■ **Given entries**
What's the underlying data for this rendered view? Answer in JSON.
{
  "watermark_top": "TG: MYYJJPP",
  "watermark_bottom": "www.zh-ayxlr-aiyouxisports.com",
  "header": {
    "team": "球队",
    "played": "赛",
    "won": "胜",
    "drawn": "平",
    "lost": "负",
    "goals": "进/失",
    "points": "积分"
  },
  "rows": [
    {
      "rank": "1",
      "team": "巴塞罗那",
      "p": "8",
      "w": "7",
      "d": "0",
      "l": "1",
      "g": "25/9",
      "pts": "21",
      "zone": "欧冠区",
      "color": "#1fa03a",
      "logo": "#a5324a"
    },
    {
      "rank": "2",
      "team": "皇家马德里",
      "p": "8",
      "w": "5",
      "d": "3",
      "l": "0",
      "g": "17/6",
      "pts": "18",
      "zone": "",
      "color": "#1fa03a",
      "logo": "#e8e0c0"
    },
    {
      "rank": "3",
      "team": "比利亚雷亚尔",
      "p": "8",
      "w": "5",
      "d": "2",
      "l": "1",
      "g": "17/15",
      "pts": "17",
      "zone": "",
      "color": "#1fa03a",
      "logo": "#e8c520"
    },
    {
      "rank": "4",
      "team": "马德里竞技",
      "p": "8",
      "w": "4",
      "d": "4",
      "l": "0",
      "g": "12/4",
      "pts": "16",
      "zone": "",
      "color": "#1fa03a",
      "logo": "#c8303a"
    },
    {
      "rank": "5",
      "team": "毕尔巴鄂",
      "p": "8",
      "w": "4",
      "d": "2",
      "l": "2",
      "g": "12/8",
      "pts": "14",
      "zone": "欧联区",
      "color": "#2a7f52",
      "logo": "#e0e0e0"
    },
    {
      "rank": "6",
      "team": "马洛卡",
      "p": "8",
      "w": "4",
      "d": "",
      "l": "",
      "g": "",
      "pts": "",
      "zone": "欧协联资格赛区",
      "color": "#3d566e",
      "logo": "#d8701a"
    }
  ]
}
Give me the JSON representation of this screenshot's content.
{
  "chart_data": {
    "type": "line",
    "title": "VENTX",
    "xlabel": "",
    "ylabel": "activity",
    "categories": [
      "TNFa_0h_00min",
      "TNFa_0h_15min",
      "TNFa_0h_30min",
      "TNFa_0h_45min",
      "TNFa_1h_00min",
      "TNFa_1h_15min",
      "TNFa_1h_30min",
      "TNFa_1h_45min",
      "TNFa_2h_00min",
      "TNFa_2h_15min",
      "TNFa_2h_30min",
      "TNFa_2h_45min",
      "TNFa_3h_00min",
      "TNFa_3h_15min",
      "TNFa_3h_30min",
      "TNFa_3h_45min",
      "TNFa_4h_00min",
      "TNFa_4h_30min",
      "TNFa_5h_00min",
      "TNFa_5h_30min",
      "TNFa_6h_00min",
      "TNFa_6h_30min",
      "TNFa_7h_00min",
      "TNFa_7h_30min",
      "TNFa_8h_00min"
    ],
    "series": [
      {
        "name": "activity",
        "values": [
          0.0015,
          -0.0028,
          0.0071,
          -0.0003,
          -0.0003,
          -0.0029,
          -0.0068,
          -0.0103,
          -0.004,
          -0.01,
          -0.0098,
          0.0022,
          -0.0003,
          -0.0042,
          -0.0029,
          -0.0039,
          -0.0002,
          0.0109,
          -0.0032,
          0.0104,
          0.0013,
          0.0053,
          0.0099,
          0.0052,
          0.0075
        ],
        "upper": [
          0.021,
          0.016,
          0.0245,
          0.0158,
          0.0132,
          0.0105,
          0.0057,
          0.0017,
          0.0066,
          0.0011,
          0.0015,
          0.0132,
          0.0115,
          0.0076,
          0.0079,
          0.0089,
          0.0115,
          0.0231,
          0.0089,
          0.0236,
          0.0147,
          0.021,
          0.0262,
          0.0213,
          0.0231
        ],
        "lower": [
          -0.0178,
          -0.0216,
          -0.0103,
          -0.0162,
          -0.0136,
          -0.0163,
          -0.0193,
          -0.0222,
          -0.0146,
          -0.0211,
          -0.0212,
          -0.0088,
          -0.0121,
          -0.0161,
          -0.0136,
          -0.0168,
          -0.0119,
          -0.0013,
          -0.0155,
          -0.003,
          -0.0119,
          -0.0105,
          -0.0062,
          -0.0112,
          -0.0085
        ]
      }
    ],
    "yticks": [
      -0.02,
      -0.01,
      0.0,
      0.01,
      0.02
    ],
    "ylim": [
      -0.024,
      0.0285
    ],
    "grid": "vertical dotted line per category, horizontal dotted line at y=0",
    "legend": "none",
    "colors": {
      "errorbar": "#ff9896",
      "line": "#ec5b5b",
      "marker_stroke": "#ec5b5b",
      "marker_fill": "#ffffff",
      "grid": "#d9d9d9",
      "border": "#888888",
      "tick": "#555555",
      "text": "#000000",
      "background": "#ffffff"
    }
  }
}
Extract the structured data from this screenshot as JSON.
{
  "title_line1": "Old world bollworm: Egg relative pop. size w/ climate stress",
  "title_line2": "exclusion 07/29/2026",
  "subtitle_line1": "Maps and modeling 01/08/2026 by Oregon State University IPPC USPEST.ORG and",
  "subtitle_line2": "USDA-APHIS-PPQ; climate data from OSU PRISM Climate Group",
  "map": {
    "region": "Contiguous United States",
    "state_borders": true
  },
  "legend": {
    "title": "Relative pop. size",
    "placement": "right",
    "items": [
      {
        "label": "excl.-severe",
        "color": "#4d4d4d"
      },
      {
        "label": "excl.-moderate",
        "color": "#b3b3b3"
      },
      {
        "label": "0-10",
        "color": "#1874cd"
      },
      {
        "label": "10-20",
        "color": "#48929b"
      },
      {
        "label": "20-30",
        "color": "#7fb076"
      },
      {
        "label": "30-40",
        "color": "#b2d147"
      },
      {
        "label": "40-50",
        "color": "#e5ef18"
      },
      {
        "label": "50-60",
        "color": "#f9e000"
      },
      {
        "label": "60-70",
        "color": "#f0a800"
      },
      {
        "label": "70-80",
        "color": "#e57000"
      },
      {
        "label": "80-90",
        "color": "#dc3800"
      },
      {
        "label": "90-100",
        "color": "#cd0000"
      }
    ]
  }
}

■ **Goal of the exercise**
Write out all records exactly, keeping every detail.

■ **Full response**
What's the underlying data for this rendered view? Answer in JSON.
{
  "watermark_top": "TG: MYYJJPP",
  "watermark_bottom": "www.zh-ayxlr-aiyouxisports.com",
  "header": {
    "team": "球队",
    "played": "赛",
    "won": "胜",
    "drawn": "平",
    "lost": "负",
    "goals": "进/失",
    "points": "积分"
  },
  "rows": [
    {
      "rank": "1",
      "team": "巴塞罗那",
      "p": "8",
      "w": "7",
      "d": "0",
      "l": "1",
      "g": "25/9",
      "pts": "21",
      "zone": "欧冠区",
      "color": "#1fa03a",
      "logo": "#a5324a"
    },
    {
      "rank": "2",
      "team": "皇家马德里",
      "p": "8",
      "w": "5",
      "d": "3",
      "l": "0",
      "g": "17/6",
      "pts": "18",
      "zone": "",
      "color": "#1fa03a",
      "logo": "#e8e0c0"
    },
    {
      "rank": "3",
      "team": "比利亚雷亚尔",
      "p": "8",
      "w": "5",
      "d": "2",
      "l": "1",
      "g": "17/15",
      "pts": "17",
      "zone": "",
      "color": "#1fa03a",
      "logo": "#e8c520"
    },
    {
      "rank": "4",
      "team": "马德里竞技",
      "p": "8",
      "w": "4",
      "d": "4",
      "l": "0",
      "g": "12/4",
      "pts": "16",
      "zone": "",
      "color": "#1fa03a",
      "logo": "#c8303a"
    },
    {
      "rank": "5",
      "team": "毕尔巴鄂",
      "p": "8",
      "w": "4",
      "d": "2",
      "l": "2",
      "g": "12/8",
      "pts": "14",
      "zone": "欧联区",
      "color": "#2a7f52",
      "logo": "#e0e0e0"
    },
    {
      "rank": "6",
      "team": "马洛卡",
      "p": "8",
      "w": "4",
      "d": "",
      "l": "",
      "g": "",
      "pts": "",
      "zone": "欧协联资格赛区",
      "color": "#3d566e",
      "logo": "#d8701a"
    }
  ]
}
Give me the JSON representation of this screenshot's content.
{
  "chart_data": {
    "type": "line",
    "title": "VENTX",
    "xlabel": "",
    "ylabel": "activity",
    "categories": [
      "TNFa_0h_00min",
      "TNFa_0h_15min",
      "TNFa_0h_30min",
      "TNFa_0h_45min",
      "TNFa_1h_00min",
      "TNFa_1h_15min",
      "TNFa_1h_30min",
      "TNFa_1h_45min",
      "TNFa_2h_00min",
      "TNFa_2h_15min",
      "TNFa_2h_30min",
      "TNFa_2h_45min",
      "TNFa_3h_00min",
      "TNFa_3h_15min",
      "TNFa_3h_30min",
      "TNFa_3h_45min",
      "TNFa_4h_00min",
      "TNFa_4h_30min",
      "TNFa_5h_00min",
      "TNFa_5h_30min",
      "TNFa_6h_00min",
      "TNFa_6h_30min",
      "TNFa_7h_00min",
      "TNFa_7h_30min",
      "TNFa_8h_00min"
    ],
    "series": [
      {
        "name": "activity",
        "values": [
          0.0015,
          -0.0028,
          0.0071,
          -0.0003,
          -0.0003,
          -0.0029,
          -0.0068,
          -0.0103,
          -0.004,
          -0.01,
          -0.0098,
          0.0022,
          -0.0003,
          -0.0042,
          -0.0029,
          -0.0039,
          -0.0002,
          0.0109,
          -0.0032,
          0.0104,
          0.0013,
          0.0053,
          0.0099,
          0.0052,
          0.0075
        ],
        "upper": [
          0.021,
          0.016,
          0.0245,
          0.0158,
          0.0132,
          0.0105,
          0.0057,
          0.0017,
          0.0066,
          0.0011,
          0.0015,
          0.0132,
          0.0115,
          0.0076,
          0.0079,
          0.0089,
          0.0115,
          0.0231,
          0.0089,
          0.0236,
          0.0147,
          0.021,
          0.0262,
          0.0213,
          0.0231
        ],
        "lower": [
          -0.0178,
          -0.0216,
          -0.0103,
          -0.0162,
          -0.0136,
          -0.0163,
          -0.0193,
          -0.0222,
          -0.0146,
          -0.0211,
          -0.0212,
          -0.0088,
          -0.0121,
          -0.0161,
          -0.0136,
          -0.0168,
          -0.0119,
          -0.0013,
          -0.0155,
          -0.003,
          -0.0119,
          -0.0105,
          -0.0062,
          -0.0112,
          -0.0085
        ]
      }
    ],
    "yticks": [
      -0.02,
      -0.01,
      0.0,
      0.01,
      0.02
    ],
    "ylim": [
      -0.024,
      0.0285
    ],
    "grid": "vertical dotted line per category, horizontal dotted line at y=0",
    "legend": "none",
    "colors": {
      "errorbar": "#ff9896",
      "line": "#ec5b5b",
      "marker_stroke": "#ec5b5b",
      "marker_fill": "#ffffff",
      "grid": "#d9d9d9",
      "border": "#888888",
      "tick": "#555555",
      "text": "#000000",
      "background": "#ffffff"
    }
  }
}
Extract the structured data from this screenshot as JSON.
{
  "title_line1": "Old world bollworm: Egg relative pop. size w/ climate stress",
  "title_line2": "exclusion 07/29/2026",
  "subtitle_line1": "Maps and modeling 01/08/2026 by Oregon State University IPPC USPEST.ORG and",
  "subtitle_line2": "USDA-APHIS-PPQ; climate data from OSU PRISM Climate Group",
  "map": {
    "region": "Contiguous United States",
    "state_borders": true
  },
  "legend": {
    "title": "Relative pop. size",
    "placement": "right",
    "items": [
      {
        "label": "excl.-severe",
        "color": "#4d4d4d"
      },
      {
        "label": "excl.-moderate",
        "color": "#b3b3b3"
      },
      {
        "label": "0-10",
        "color": "#1874cd"
      },
      {
        "label": "10-20",
        "color": "#48929b"
      },
      {
        "label": "20-30",
        "color": "#7fb076"
      },
      {
        "label": "30-40",
        "color": "#b2d147"
      },
      {
        "label": "40-50",
        "color": "#e5ef18"
      },
      {
        "label": "50-60",
        "color": "#f9e000"
      },
      {
        "label": "60-70",
        "color": "#f0a800"
      },
      {
        "label": "70-80",
        "color": "#e57000"
      },
      {
        "label": "80-90",
        "color": "#dc3800"
      },
      {
        "label": "90-100",
        "color": "#cd0000"
      }
    ]
  }
}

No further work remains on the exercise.